In Internet-of-Things (IoT)-driven smart-world systems, real-time crowdsourced databases from multiple distributed servers can be aggregated to extract dynamic statistics from a larger population, thus providing more reliable knowledge for our society. Particularly, multiple distributed servers in a decentralized network can realize real-time collaborative statistical estimation by disseminating statistics from their separate databases. Despite no raw data sharing, the real-time statistics could still expose the data privacy of crowdsourcing participants. For mitigating the privacy concern, while the traditional differential privacy (DP) mechanism can be simply implemented to perturb the statistics in each timestamp and independently for each dimension, this may suffer a great utility loss from the real-time and multidimensional crowdsourced data. Also, the real-time broadcasting would bring significant overheads in the whole network. To tackle the issues, we propose a novel privacy preserving and communication-efficient decentralized statistical estimation algorithm (DPCrowd), which only requires intermittently sharing the DP protected parameters with one-hop neighbors by exploiting the temporal correlations in real-time crowdsourced data. Then, with further consideration of spatial correlations, we develop an enhanced algorithm, DPCrowd+, to deal with multidimensional infinite crowd-data streams. Extensive experiments on several data sets demonstrate that our proposed schemes DPCrowd and DPCrowd+ can significantly outperform existing schemes in providing accurate and consensus estimation with rigorous privacy protection and great communication efficiency.
- Communication efficiency
- crowdsourced data
- decentralized statistical estimation
- differential privacy (DP)
- real time

Data items
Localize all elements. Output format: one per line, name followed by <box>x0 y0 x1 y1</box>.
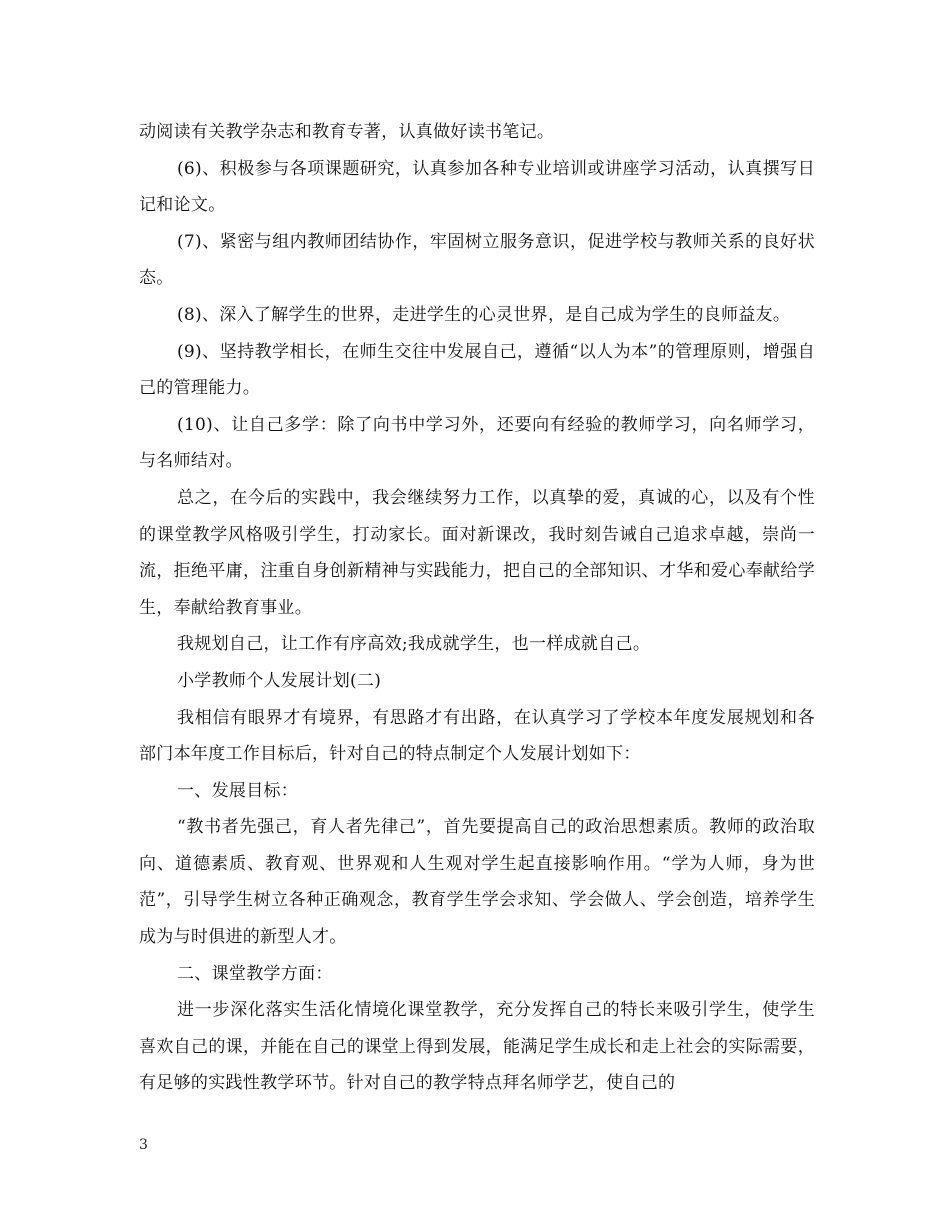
paragraph-3: (7)、紧密与组内教师团结协作，牢固树立服务意识，促进学校与教师关系的良好状态。 <box>139 231 815 289</box>
paragraph-5: (9)、坚持教学相长，在师生交往中发展自己，遵循“以人为本”的管理原则，增强自己的管理能力。 <box>139 341 815 399</box>
paragraph-7: 总之，在今后的实践中，我会继续努力工作，以真挚的爱，真诚的心，以及有个性的课堂教学风格吸引学生，打动家长。面对新课改，我时刻告诫自己追求卓越，崇尚一流，拒绝平庸，注重自身创新精神与实践能力，把自己的全部知识、才华和爱心奉献给学生，奉献给教育事业。 <box>139 487 815 618</box>
document-body <box>139 114 815 1102</box>
paragraph-14: 进一步深化落实生活化情境化课堂教学，充分发挥自己的特长来吸引学生，使学生喜欢自己的课，并能在自己的课堂上得到发展，能满足学生成长和走上社会的实际需要，有足够的实践性教学环节。针对自己的教学特点拜名师学艺，使自己的 <box>139 1000 815 1094</box>
page-number: 3 <box>139 1137 148 1153</box>
paragraph-10: 我相信有眼界才有境界，有思路才有出路，在认真学习了学校本年度发展规划和各部门本年度工作目标后，针对自己的特点制定个人发展计划如下： <box>139 707 815 765</box>
paragraph-1: 动阅读有关教学杂志和教育专著，认真做好读书笔记。 <box>139 122 555 142</box>
paragraph-6: (10)、让自己多学：除了向书中学习外，还要向有经验的教师学习，向名师学习，与名师结对。 <box>139 414 815 472</box>
section-heading-goals: 一、发展目标： <box>177 780 299 801</box>
section-heading-plan-2: 小学教师个人发展计划(二) <box>177 670 382 691</box>
section-heading-classroom-teaching: 二、课堂教学方面： <box>177 963 333 984</box>
paragraph-2: (6)、积极参与各项课题研究，认真参加各种专业培训或讲座学习活动，认真撰写日记和论文。 <box>139 158 815 216</box>
paragraph-12: “教书者先强己，育人者先律己”，首先要提高自己的政治思想素质。教师的政治取向、道德素质、教育观、世界观和人生观对学生起直接影响作用。“学为人师，身为世范”，引导学生树立各种正确观念，教育学生学会求知、学会做人、学会创造，培养学生成为与时俱进的新型人才。 <box>139 817 815 948</box>
paragraph-4: (8)、深入了解学生的世界，走进学生的心灵世界，是自己成为学生的良师益友。 <box>177 304 791 325</box>
paragraph-8: 我规划自己，让工作有序高效;我成就学生，也一样成就自己。 <box>177 634 651 655</box>
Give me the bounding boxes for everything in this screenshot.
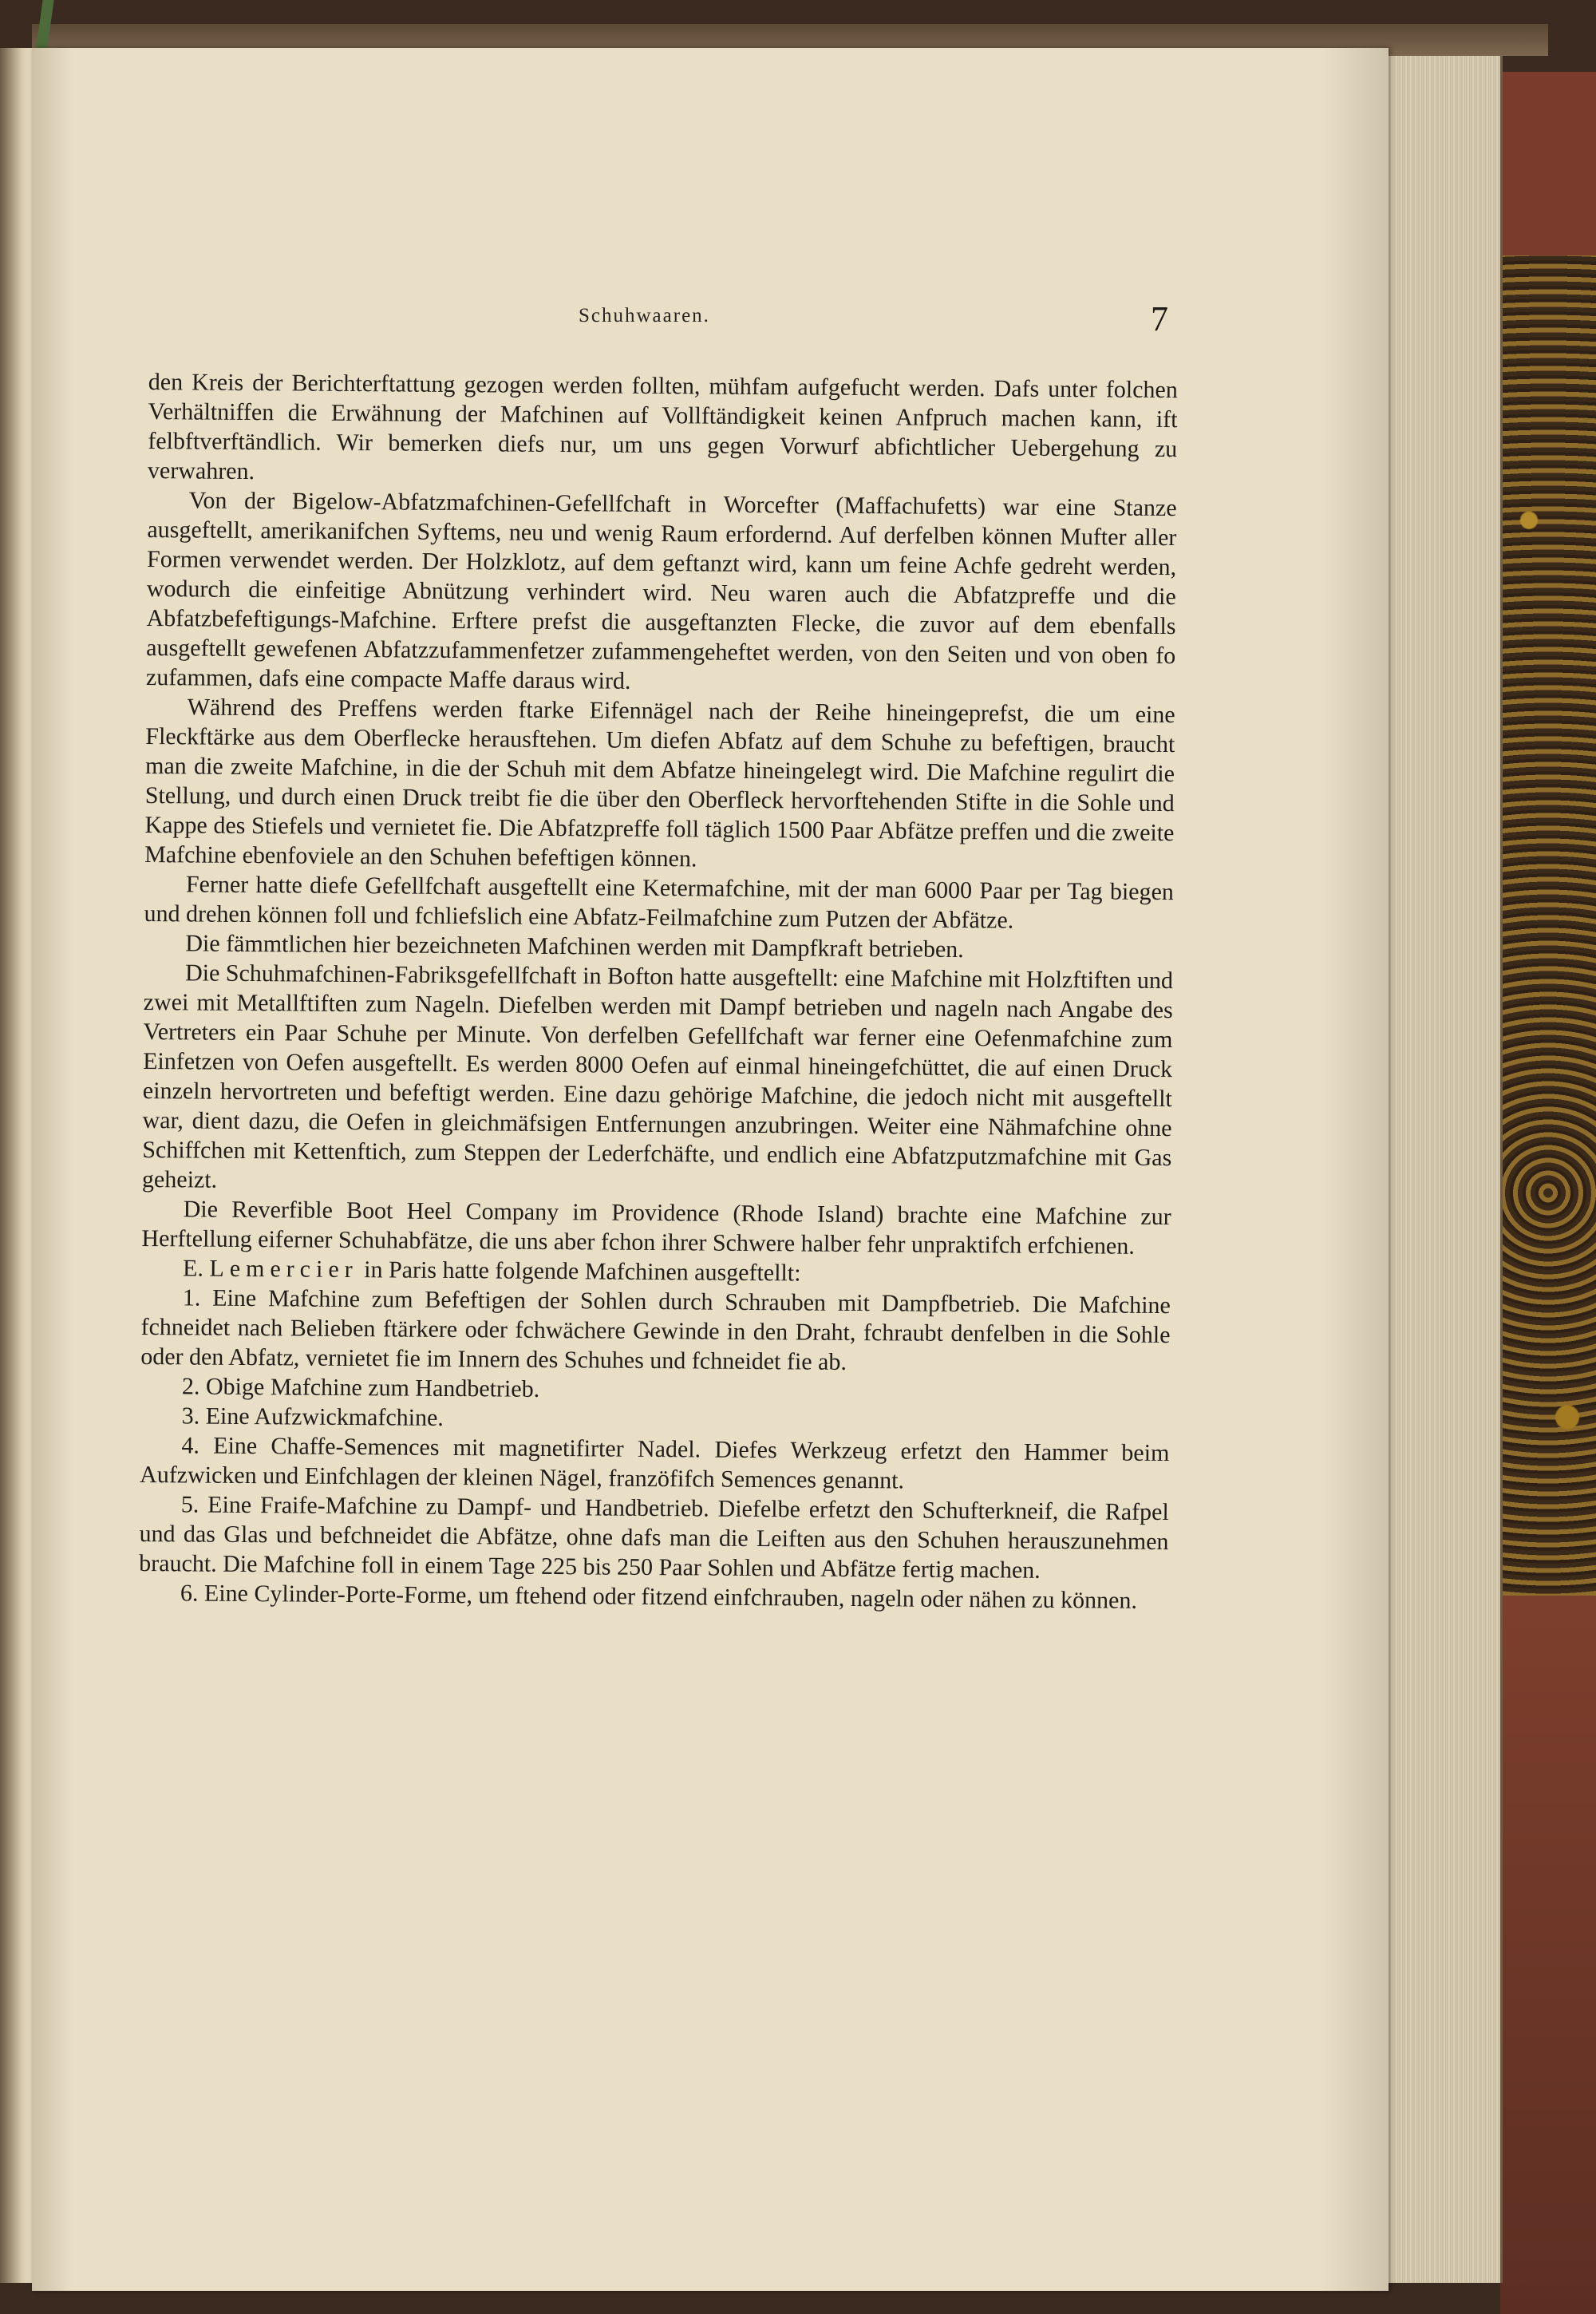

§ **Set task 1**
Decide whether each statement agrees with the abstract on private crowdsourced statistics above. For each, answer yes or no and quote the deciding words of the abstract: (a) DPCrowd shares its DP-protected parameters with every server in the network at each timestamp; (b) DPCrowd+ takes spatial correlations into account; (c) the distributed servers share their raw data with one another.
§ **Set task 2**
Format the stretch of rows from the one containing "paragraph-3: (7)、紧密与组内教师团结协作，牢固树立服务意识，促进学校与教师关系的良好状态。 <box>139" through the one containing "section-heading-plan-2: 小学教师个人发展计划(二) <box>177" as a numbered list, leaving out blank lines.

§ **Full output 1**
(a) No: "only requires intermittently sharing the DP protected parameters with one-hop neighbors"
(b) Yes: "with further consideration of spatial correlations, we develop an enhanced algorithm, DPCrowd+"
(c) No: "Despite no raw data sharing"

§ **Full output 2**
1. paragraph-3: (7)、紧密与组内教师团结协作，牢固树立服务意识，促进学校与教师关系的良好状态。 <box>139 231 815 289</box>
2. paragraph-5: (9)、坚持教学相长，在师生交往中发展自己，遵循“以人为本”的管理原则，增强自己的管理能力。 <box>139 341 815 399</box>
3. paragraph-7: 总之，在今后的实践中，我会继续努力工作，以真挚的爱，真诚的心，以及有个性的课堂教学风格吸引学生，打动家长。面对新课改，我时刻告诫自己追求卓越，崇尚一流，拒绝平庸，注重自身创新精神与实践能力，把自己的全部知识、才华和爱心奉献给学生，奉献给教育事业。 <box>139 487 815 618</box>
4. document-body <box>139 114 815 1102</box>
5. paragraph-14: 进一步深化落实生活化情境化课堂教学，充分发挥自己的特长来吸引学生，使学生喜欢自己的课，并能在自己的课堂上得到发展，能满足学生成长和走上社会的实际需要，有足够的实践性教学环节。针对自己的教学特点拜名师学艺，使自己的 <box>139 1000 815 1094</box>
6. page-number: 3 <box>139 1137 148 1153</box>
7. paragraph-10: 我相信有眼界才有境界，有思路才有出路，在认真学习了学校本年度发展规划和各部门本年度工作目标后，针对自己的特点制定个人发展计划如下： <box>139 707 815 765</box>
8. paragraph-1: 动阅读有关教学杂志和教育专著，认真做好读书笔记。 <box>139 122 555 142</box>
9. paragraph-6: (10)、让自己多学：除了向书中学习外，还要向有经验的教师学习，向名师学习，与名师结对。 <box>139 414 815 472</box>
10. section-heading-goals: 一、发展目标： <box>177 780 299 801</box>
11. section-heading-plan-2: 小学教师个人发展计划(二) <box>177 670 382 691</box>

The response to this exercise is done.